-- Task goal --
Find every line in the records below that holds the word "info", and copy it out.

-- Task data --
------------------------------------------------------------

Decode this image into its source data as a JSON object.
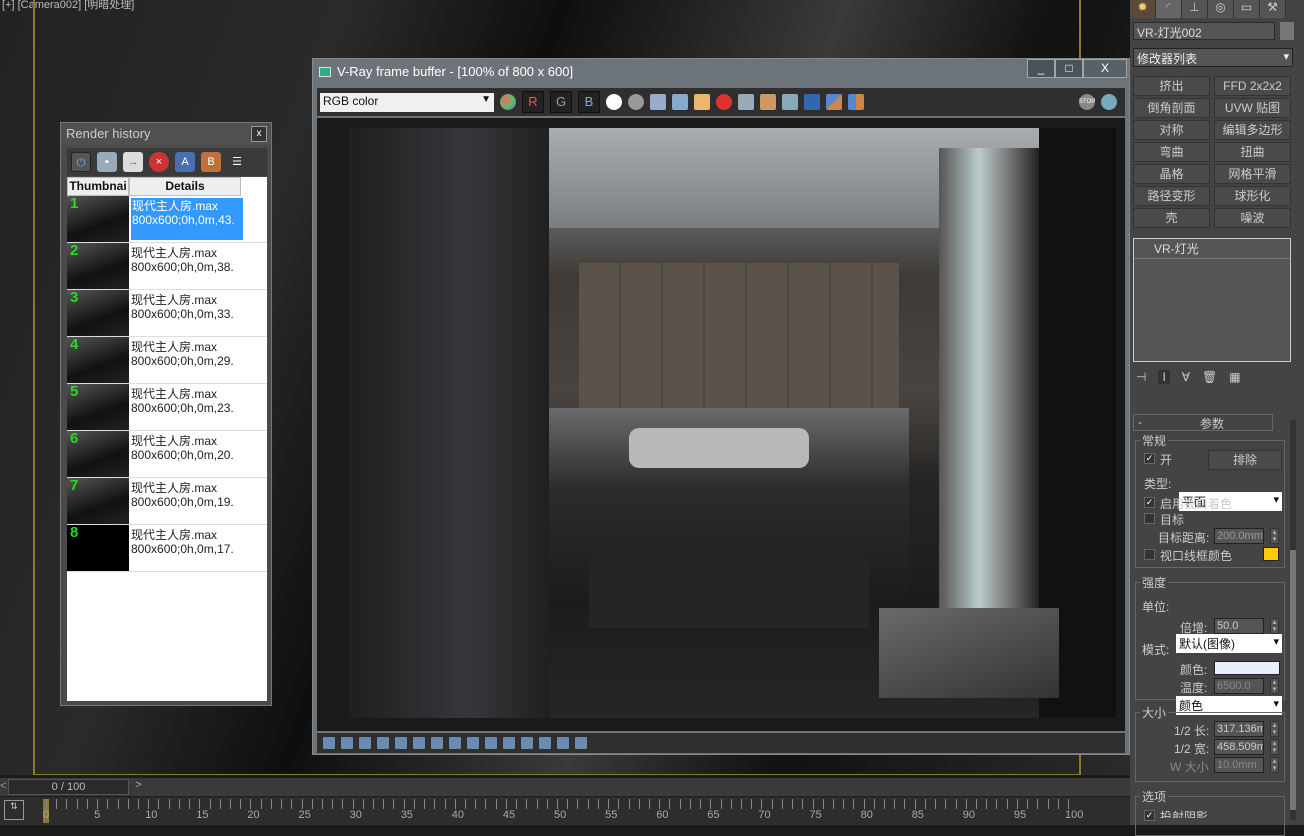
{
  "viewport": {
    "label": "[+] [Camera002] [明暗处理]"
  },
  "render_history": {
    "title": "Render history",
    "close": "x",
    "tools": [
      "power-icon",
      "save-icon",
      "export-icon",
      "delete-icon",
      "A",
      "B",
      "menu-icon"
    ],
    "columns": [
      "Thumbnai",
      "Details"
    ],
    "items": [
      {
        "n": "1",
        "file": "现代主人房.max",
        "info": "800x600;0h,0m,43."
      },
      {
        "n": "2",
        "file": "现代主人房.max",
        "info": "800x600;0h,0m,38."
      },
      {
        "n": "3",
        "file": "现代主人房.max",
        "info": "800x600;0h,0m,33."
      },
      {
        "n": "4",
        "file": "现代主人房.max",
        "info": "800x600;0h,0m,29."
      },
      {
        "n": "5",
        "file": "现代主人房.max",
        "info": "800x600;0h,0m,23."
      },
      {
        "n": "6",
        "file": "现代主人房.max",
        "info": "800x600;0h,0m,20."
      },
      {
        "n": "7",
        "file": "现代主人房.max",
        "info": "800x600;0h,0m,19."
      },
      {
        "n": "8",
        "file": "现代主人房.max",
        "info": "800x600;0h,0m,17."
      }
    ]
  },
  "vfb": {
    "title": "V-Ray frame buffer - [100% of 800 x 600]",
    "channel": "RGB color",
    "r": "R",
    "g": "G",
    "b": "B",
    "min": "_",
    "max": "□",
    "close": "X"
  },
  "timeline": {
    "frame": "0 / 100",
    "prev": "<",
    "next": ">",
    "ticks": [
      "0",
      "5",
      "10",
      "15",
      "20",
      "25",
      "30",
      "35",
      "40",
      "45",
      "50",
      "55",
      "60",
      "65",
      "70",
      "75",
      "80",
      "85",
      "90",
      "95",
      "100"
    ]
  },
  "panel": {
    "object_name": "VR-灯光002",
    "modifier_list": "修改器列表",
    "modifiers": [
      "挤出",
      "FFD 2x2x2",
      "倒角剖面",
      "UVW 贴图",
      "对称",
      "编辑多边形",
      "弯曲",
      "扭曲",
      "晶格",
      "网格平滑",
      "路径变形",
      "球形化",
      "壳",
      "噪波"
    ],
    "stack_item": "VR-灯光",
    "rollout": "参数",
    "collapse": "-",
    "general": {
      "label": "常规",
      "on": "开",
      "exclude": "排除",
      "type_label": "类型:",
      "type": "平面",
      "viewport_shading": "启用视口着色",
      "target": "目标",
      "target_dist_label": "目标距离:",
      "target_dist": "200.0mm",
      "wire_color": "视口线框颜色"
    },
    "intensity": {
      "label": "强度",
      "unit_label": "单位:",
      "unit": "默认(图像)",
      "mult_label": "倍增:",
      "mult": "50.0",
      "mode_label": "模式:",
      "mode": "颜色",
      "color_label": "颜色:",
      "temp_label": "温度:",
      "temp": "6500.0"
    },
    "size": {
      "label": "大小",
      "half_len_label": "1/2 长:",
      "half_len": "317.136m",
      "half_wid_label": "1/2 宽:",
      "half_wid": "458.509m",
      "w_label": "W 大小",
      "w": "10.0mm"
    },
    "options": {
      "label": "选项",
      "cast_shadows": "投射阴影"
    }
  },
  "colors": {
    "wire": "#ffcc00",
    "light": "#e8f0ff",
    "selection": "#3399ff"
  }
}
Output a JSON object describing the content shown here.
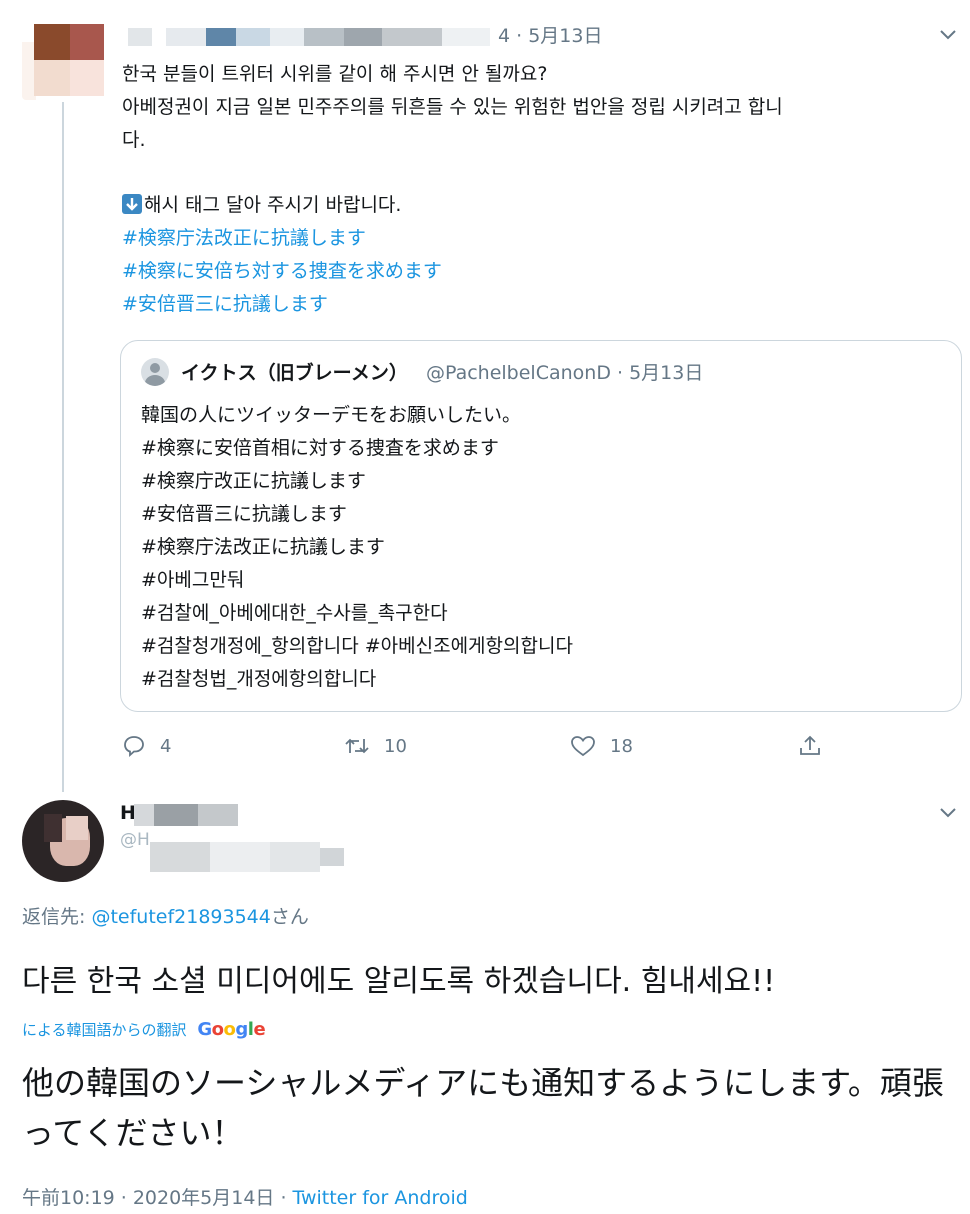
{
  "tweet1": {
    "header_time": "4 · 5月13日",
    "lines": [
      "한국 분들이 트위터 시위를 같이 해 주시면 안 될까요?",
      "아베정권이 지금 일본 민주주의를 뒤흔들 수 있는 위험한 법안을 정립 시키려고 합니",
      "다."
    ],
    "request": "해시 태그 달아 주시기 바랍니다.",
    "hashtags": [
      "#検察庁法改正に抗議します",
      "#検察に安倍ち対する捜査を求めます",
      "#安倍晋三に抗議します"
    ],
    "quote": {
      "name": "イクトス（旧ブレーメン）",
      "handle_time": "@PachelbelCanonD · 5月13日",
      "lines": [
        "韓国の人にツイッターデモをお願いしたい。",
        "#検察に安倍首相に対する捜査を求めます",
        "#検察庁改正に抗議します",
        "#安倍晋三に抗議します",
        "#検察庁法改正に抗議します",
        "#아베그만둬",
        "#검찰에_아베에대한_수사를_촉구한다",
        "#검찰청개정에_항의합니다 #아베신조에게항의합니다",
        "#검찰청법_개정에항의합니다"
      ]
    },
    "actions": {
      "replies": "4",
      "retweets": "10",
      "likes": "18"
    }
  },
  "tweet2": {
    "name_partial": "H",
    "handle_partial": "@H",
    "reply_prefix": "返信先: ",
    "reply_handle": "@tefutef21893544",
    "reply_suffix": "さん",
    "text": "다른 한국 소셜 미디어에도 알리도록 하겠습니다. 힘내세요!!",
    "translation_label": "による韓国語からの翻訳",
    "translation_provider": "Google",
    "translated": "他の韓国のソーシャルメディアにも通知するようにします。頑張ってください！",
    "time": "午前10:19",
    "date": "2020年5月14日",
    "source": "Twitter for Android"
  },
  "colors": {
    "link": "#1b95e0",
    "muted": "#657786",
    "border": "#ccd6dd"
  },
  "icons": [
    "chevron-down-icon",
    "down-arrow-emoji-icon",
    "reply-icon",
    "retweet-icon",
    "like-icon",
    "share-icon",
    "avatar"
  ]
}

------------------------------------------------------------

-- Solution to this problem --
        "info": "800x600;0h,0m,43."
        "info": "800x600;0h,0m,38."
        "info": "800x600;0h,0m,33."
        "info": "800x600;0h,0m,29."
        "info": "800x600;0h,0m,23."
        "info": "800x600;0h,0m,20."
        "info": "800x600;0h,0m,19."
        "info": "800x600;0h,0m,17."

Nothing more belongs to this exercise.